** begin **

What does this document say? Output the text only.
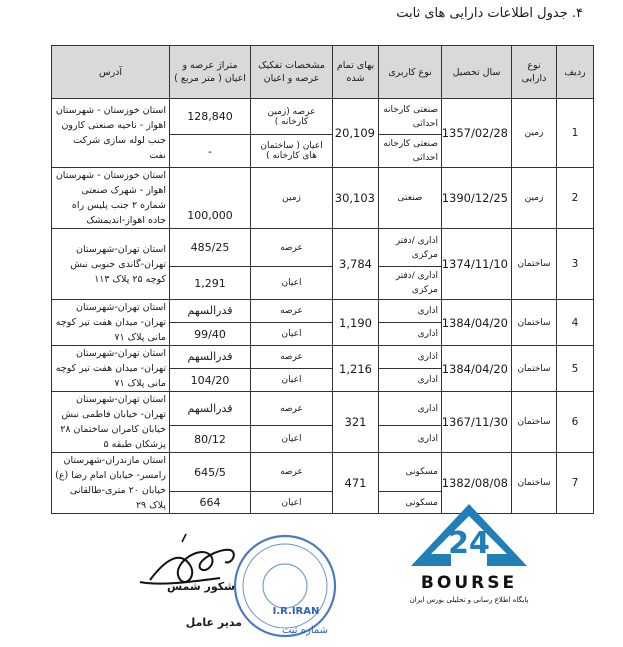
۴. جدول اطلاعات دارایی های ثابت
ردیف	نوع دارایی	سال تحصیل	نوع کاربری	بهای تمام شده	مشخصات تفکیک عرصه و اعیان	متراژ عرصه و اعیان ( متر مربع )	آدرس
1	زمین	1357/02/28	صنعتی کارخانه احداثی	20,109	عرصه (زمین کارخانه )	128,840	استان خوزستان - شهرستان اهواز - ناحیه صنعتی کارون جنب لوله سازی شرکت نفت
			صنعتی کارخانه احداثی		اعیان ( ساختمان های کارخانه )	-	
2	زمین	1390/12/25	صنعتی	30,103	زمین	100,000	استان خوزستان - شهرستان اهواز - شهرک صنعتی شماره ۲ جنب پلیس راه جاده اهواز-اندیمشک
3	ساختمان	1374/11/10	اداری /دفتر مرکزی	3,784	عرصه	485/25	استان تهران-شهرستان تهران-گاندی جنوبی نبش کوچه ۲۵ پلاک ۱۱۳
			اداری /دفتر مرکزی		اعیان	1,291	
4	ساختمان	1384/04/20	اداری	1,190	عرصه	قدرالسهم	استان تهران-شهرستان تهران- میدان هفت تیر کوچه مانی پلاک ۷۱
			اداری		اعیان	99/40	
5	ساختمان	1384/04/20	اداری	1,216	عرصه	قدرالسهم	استان تهران-شهرستان تهران- میدان هفت تیر کوچه مانی پلاک ۷۱
			اداری		اعیان	104/20	
6	ساختمان	1367/11/30	اداری	321	عرصه	قدرالسهم	استان تهران-شهرستان تهران- خیابان فاطمی نبش خیابان کامران ساختمان ۲۸ پزشکان طبقه ۵
			اداری		اعیان	80/12	
7	ساختمان	1382/08/08	مسکونی	471	عرصه	645/5	استان مازندران-شهرستان رامسر- خیابان امام رضا (ع) خیابان ۲۰ متری-طالقانی پلاک ۲۹
			مسکونی		اعیان	664	
24
BOURSE
پایگاه اطلاع رسانی و تحلیلی بورس ایران
I.R.IRAN
شماره ثبت
شکور شمس
مدیر عامل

** end **

Each record above is to be restated exactly, with its pictures removed from the copy.

What does this document say? Output the text only.
۴. جدول اطلاعات دارایی های ثابت
ردیف	نوع دارایی	سال تحصیل	نوع کاربری	بهای تمام شده	مشخصات تفکیک عرصه و اعیان	متراژ عرصه و اعیان ( متر مربع )	آدرس
1	زمین	1357/02/28	صنعتی کارخانه احداثی	20,109	عرصه (زمین کارخانه )	128,840	استان خوزستان - شهرستان اهواز - ناحیه صنعتی کارون جنب لوله سازی شرکت نفت
			صنعتی کارخانه احداثی		اعیان ( ساختمان های کارخانه )	-	
2	زمین	1390/12/25	صنعتی	30,103	زمین	100,000	استان خوزستان - شهرستان اهواز - شهرک صنعتی شماره ۲ جنب پلیس راه جاده اهواز-اندیمشک
3	ساختمان	1374/11/10	اداری /دفتر مرکزی	3,784	عرصه	485/25	استان تهران-شهرستان تهران-گاندی جنوبی نبش کوچه ۲۵ پلاک ۱۱۳
			اداری /دفتر مرکزی		اعیان	1,291	
4	ساختمان	1384/04/20	اداری	1,190	عرصه	قدرالسهم	استان تهران-شهرستان تهران- میدان هفت تیر کوچه مانی پلاک ۷۱
			اداری		اعیان	99/40	
5	ساختمان	1384/04/20	اداری	1,216	عرصه	قدرالسهم	استان تهران-شهرستان تهران- میدان هفت تیر کوچه مانی پلاک ۷۱
			اداری		اعیان	104/20	
6	ساختمان	1367/11/30	اداری	321	عرصه	قدرالسهم	استان تهران-شهرستان تهران- خیابان فاطمی نبش خیابان کامران ساختمان ۲۸ پزشکان طبقه ۵
			اداری		اعیان	80/12	
7	ساختمان	1382/08/08	مسکونی	471	عرصه	645/5	استان مازندران-شهرستان رامسر- خیابان امام رضا (ع) خیابان ۲۰ متری-طالقانی پلاک ۲۹
			مسکونی		اعیان	664	
24
BOURSE
پایگاه اطلاع رسانی و تحلیلی بورس ایران
I.R.IRAN
شماره ثبت
شکور شمس
مدیر عامل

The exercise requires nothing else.